● **Job a**:
In the records below, copy out the lines word for word, beginning at the line that has "identify all the" and stopping after the line that has "crown-smiley-icon <box>42 36 74 80</box>". Leave the picture out of your copy.

● **Page extract**:

****************

Strings.java Source code

Introduction

Here is the source code for Strings.java
Source

/*
 * LingPipe v. 3.9
 * Copyright (C) 2003-2010 Alias-i
 *
 * This program is licensed under the Alias-i Royalty Free License
 * Version 1 WITHOUT ANY WARRANTY, without even the implied warranty of
 * MERCHANTABILITY or FITNESS FOR A PARTICULAR PURPOSE.  See the Alias-i
 * Royalty Free License Version 1 for more details.
 *
 * You should have received a copy of the Alias-i Royalty Free License
 * Version 1 along with this program; if not, visit
 * http://alias-i.com/lingpipe/licenses/lingpipe-license-1.txt or contact
 * Alias-i, Inc. at 181 North 11th Street, Suite 401, Brooklyn, NY 11211,
 * +1 (718) 290-9170.
 */

//package com.aliasi.util;

import java.io.DataInput;
import java.io.DataOutput;
import java.io.IOException;

import java.text.DecimalFormat;

/**
 * Static utility methods for processing strings, characters and
 * string buffers.
 *
 * @author  Bob Carpenter
 * @version 4.0.1
 * @since   LingPipe1.0
 * @see     java.lang.Character
 * @see     java.lang.String
 * @see     java.lang.StringBuilder
 */
public class Strings {
    /**
     * Returns the string constructed from the specified character
     * sequence by deaccenting each of its characters.  See {@link
     * #deAccentLatin1(char)} for details of the de-accenting.

****************

● **Job b**:
Summarize the Strings.java source page in two sentences.

● **Data excerpts**:
****************

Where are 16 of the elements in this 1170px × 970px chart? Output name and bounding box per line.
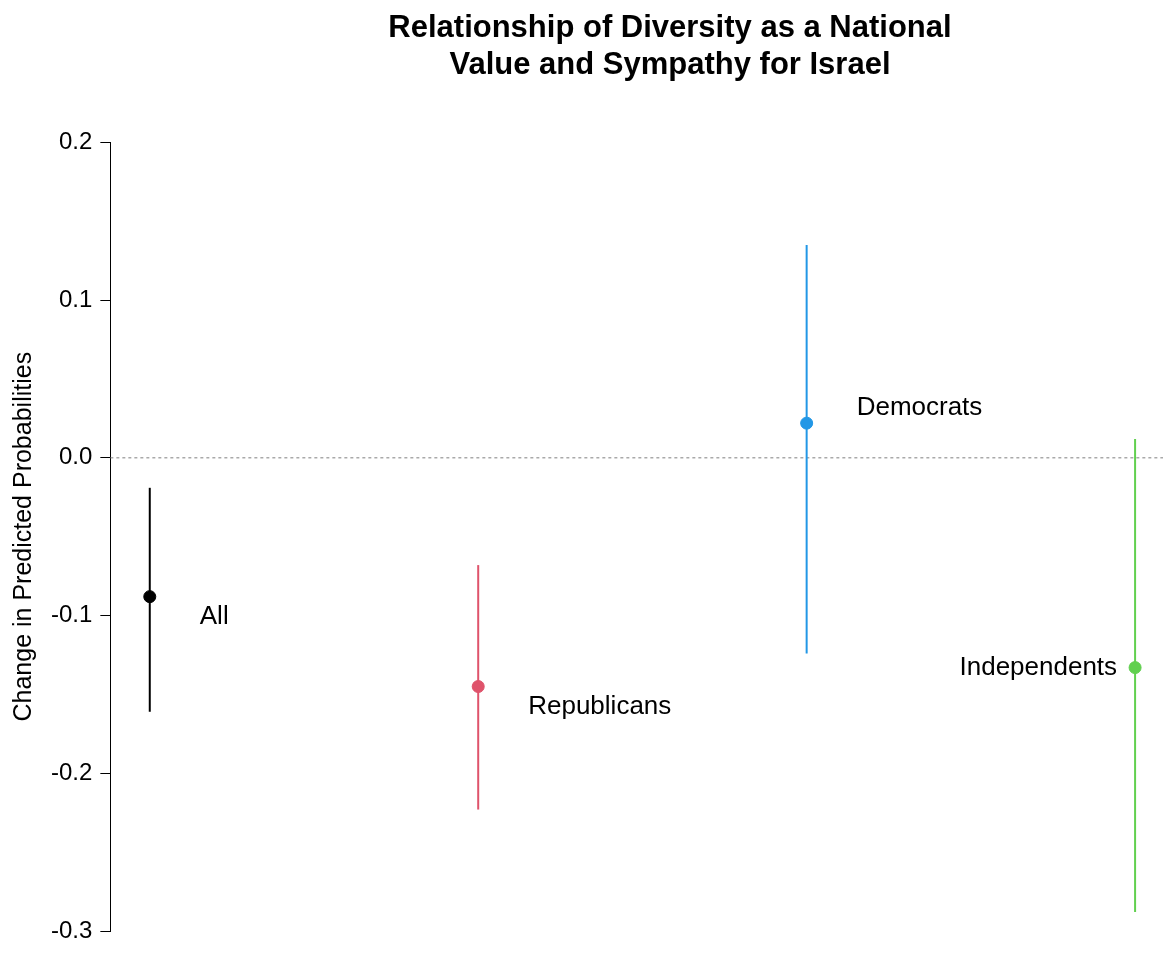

****************

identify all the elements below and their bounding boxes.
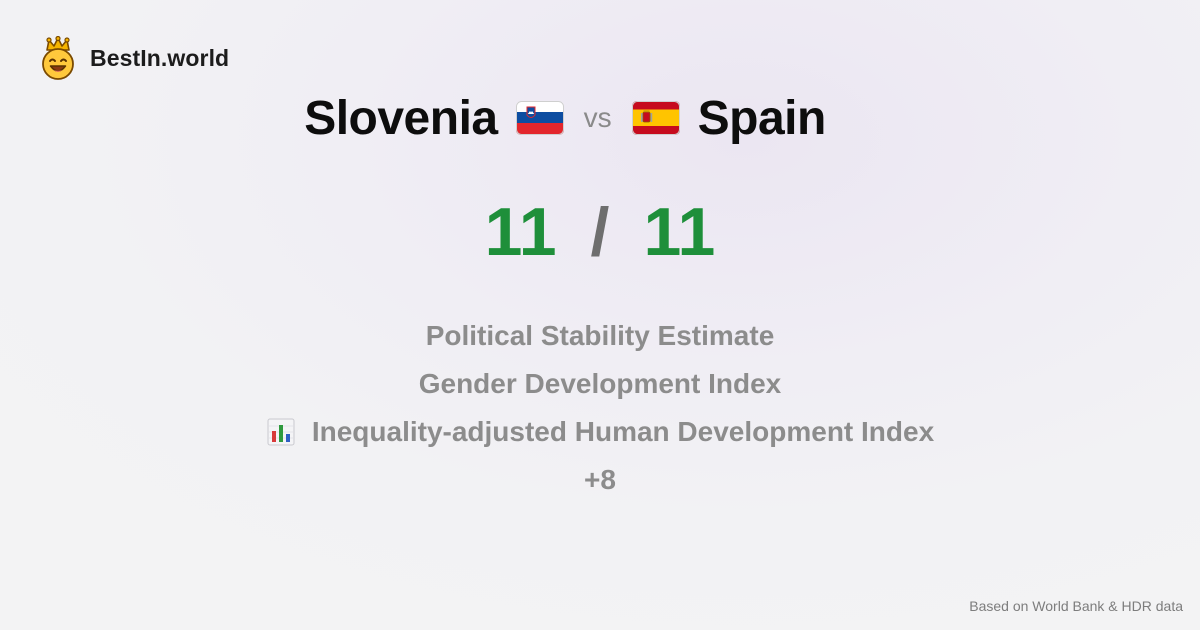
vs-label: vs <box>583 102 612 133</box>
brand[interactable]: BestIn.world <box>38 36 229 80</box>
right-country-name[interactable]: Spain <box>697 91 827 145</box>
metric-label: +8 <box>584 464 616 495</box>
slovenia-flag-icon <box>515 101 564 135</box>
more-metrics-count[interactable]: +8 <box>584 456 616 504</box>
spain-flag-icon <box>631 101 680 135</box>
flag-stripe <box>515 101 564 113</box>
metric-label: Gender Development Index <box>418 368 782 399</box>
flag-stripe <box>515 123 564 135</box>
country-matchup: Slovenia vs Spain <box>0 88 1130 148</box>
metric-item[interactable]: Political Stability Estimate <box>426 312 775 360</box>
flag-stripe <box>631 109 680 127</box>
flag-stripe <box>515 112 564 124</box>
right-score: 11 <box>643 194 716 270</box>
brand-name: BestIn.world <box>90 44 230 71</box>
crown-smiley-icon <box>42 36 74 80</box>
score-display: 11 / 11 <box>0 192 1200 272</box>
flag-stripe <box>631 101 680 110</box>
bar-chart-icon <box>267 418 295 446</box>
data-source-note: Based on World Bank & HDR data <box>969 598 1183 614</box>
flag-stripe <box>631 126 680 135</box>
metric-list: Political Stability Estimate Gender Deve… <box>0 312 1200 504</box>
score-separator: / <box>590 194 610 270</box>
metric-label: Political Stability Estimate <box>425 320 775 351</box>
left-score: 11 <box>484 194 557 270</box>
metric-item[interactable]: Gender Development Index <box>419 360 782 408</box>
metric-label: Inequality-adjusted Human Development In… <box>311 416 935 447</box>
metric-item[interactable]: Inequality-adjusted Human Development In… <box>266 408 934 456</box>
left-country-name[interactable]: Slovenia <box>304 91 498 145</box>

****************

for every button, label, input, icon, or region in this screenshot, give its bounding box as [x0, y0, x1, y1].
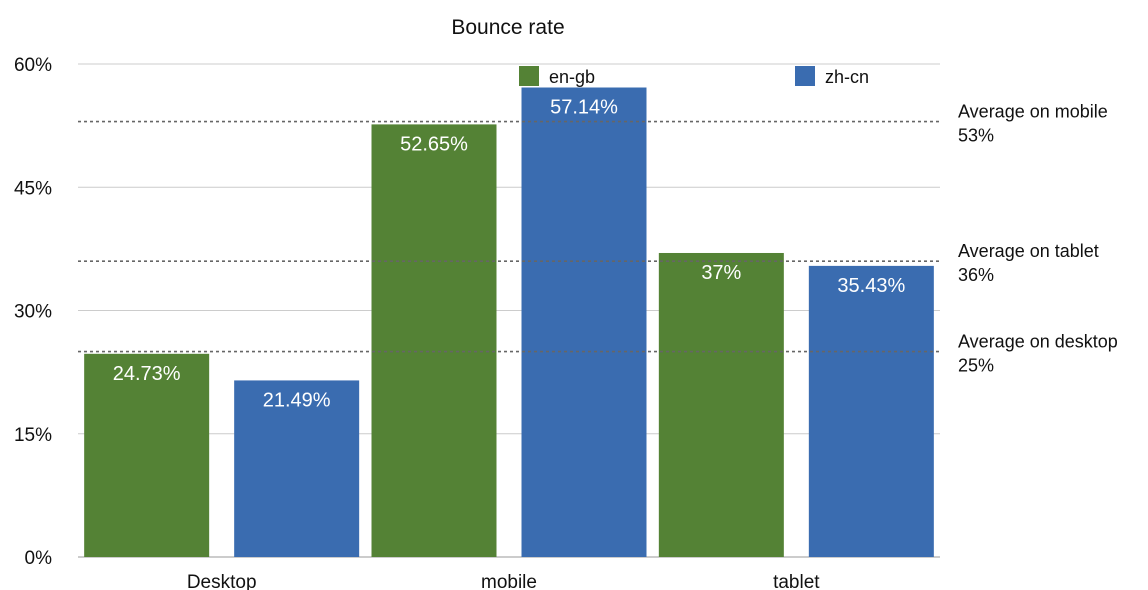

****************

● **Complete answer a**:
identify all the elements below and their bounding boxes.
vs-label: vs <box>583 102 612 133</box>
brand[interactable]: BestIn.world <box>38 36 229 80</box>
right-country-name[interactable]: Spain <box>697 91 827 145</box>
metric-label: +8 <box>584 464 616 495</box>
slovenia-flag-icon <box>515 101 564 135</box>
more-metrics-count[interactable]: +8 <box>584 456 616 504</box>
spain-flag-icon <box>631 101 680 135</box>
flag-stripe <box>515 101 564 113</box>
metric-label: Gender Development Index <box>418 368 782 399</box>
flag-stripe <box>515 123 564 135</box>
country-matchup: Slovenia vs Spain <box>0 88 1130 148</box>
metric-item[interactable]: Political Stability Estimate <box>426 312 775 360</box>
flag-stripe <box>631 109 680 127</box>
flag-stripe <box>515 112 564 124</box>
right-score: 11 <box>643 194 716 270</box>
brand-name: BestIn.world <box>90 44 230 71</box>
crown-smiley-icon <box>42 36 74 80</box>

● **Complete answer b**:
The page presents the source code for Strings.java from LingPipe v. 3.9, copyright 2003-2010 Alias-i, licensed under the Alias-i Royalty Free License Version 1 without any warranty. The file defines a class named Strings, whose documentation describes it as static utility methods for processing strings, characters and string buffers.